AIM - Find how many lines in the material hold the word "Briana", then state that number and nothing more.

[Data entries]
··········

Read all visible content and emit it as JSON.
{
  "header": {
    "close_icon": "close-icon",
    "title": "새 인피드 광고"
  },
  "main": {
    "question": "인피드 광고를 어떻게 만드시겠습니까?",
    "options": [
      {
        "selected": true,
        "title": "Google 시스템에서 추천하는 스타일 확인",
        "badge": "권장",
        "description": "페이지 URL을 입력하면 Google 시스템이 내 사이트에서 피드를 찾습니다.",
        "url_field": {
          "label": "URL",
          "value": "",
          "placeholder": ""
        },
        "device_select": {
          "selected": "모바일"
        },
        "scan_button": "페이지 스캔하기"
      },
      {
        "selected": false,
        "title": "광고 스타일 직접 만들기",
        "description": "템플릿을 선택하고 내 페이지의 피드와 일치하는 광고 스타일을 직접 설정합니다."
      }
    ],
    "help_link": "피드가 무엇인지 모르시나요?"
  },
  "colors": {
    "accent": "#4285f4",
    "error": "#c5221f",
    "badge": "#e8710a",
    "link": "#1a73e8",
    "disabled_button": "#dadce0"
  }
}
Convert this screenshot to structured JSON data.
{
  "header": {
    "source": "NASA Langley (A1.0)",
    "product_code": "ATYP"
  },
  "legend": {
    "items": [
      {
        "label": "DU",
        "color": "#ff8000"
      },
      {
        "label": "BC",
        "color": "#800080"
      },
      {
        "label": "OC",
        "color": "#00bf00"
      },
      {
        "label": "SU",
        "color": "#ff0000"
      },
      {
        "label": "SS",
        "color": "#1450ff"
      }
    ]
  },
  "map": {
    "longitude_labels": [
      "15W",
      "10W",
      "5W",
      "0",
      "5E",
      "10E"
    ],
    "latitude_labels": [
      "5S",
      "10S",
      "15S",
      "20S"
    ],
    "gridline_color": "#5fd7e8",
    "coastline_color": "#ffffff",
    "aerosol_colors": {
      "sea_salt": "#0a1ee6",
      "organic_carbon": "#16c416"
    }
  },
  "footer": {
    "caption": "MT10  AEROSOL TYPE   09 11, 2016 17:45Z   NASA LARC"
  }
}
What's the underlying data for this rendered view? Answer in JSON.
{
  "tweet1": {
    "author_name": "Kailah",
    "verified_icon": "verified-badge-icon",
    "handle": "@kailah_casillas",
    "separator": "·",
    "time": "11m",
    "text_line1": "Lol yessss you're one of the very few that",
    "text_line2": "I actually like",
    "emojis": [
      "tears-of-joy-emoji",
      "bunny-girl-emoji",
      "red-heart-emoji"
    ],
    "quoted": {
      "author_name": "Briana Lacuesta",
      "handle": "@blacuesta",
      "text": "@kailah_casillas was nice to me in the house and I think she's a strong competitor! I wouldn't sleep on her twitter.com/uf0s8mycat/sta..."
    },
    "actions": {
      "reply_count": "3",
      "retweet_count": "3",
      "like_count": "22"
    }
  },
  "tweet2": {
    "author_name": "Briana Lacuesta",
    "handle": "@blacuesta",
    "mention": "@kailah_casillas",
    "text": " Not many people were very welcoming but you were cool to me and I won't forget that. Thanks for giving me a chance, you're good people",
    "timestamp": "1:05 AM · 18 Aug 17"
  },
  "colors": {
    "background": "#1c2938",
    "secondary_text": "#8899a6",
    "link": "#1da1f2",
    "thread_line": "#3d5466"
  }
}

··········

SOLVED EXERCISE - 2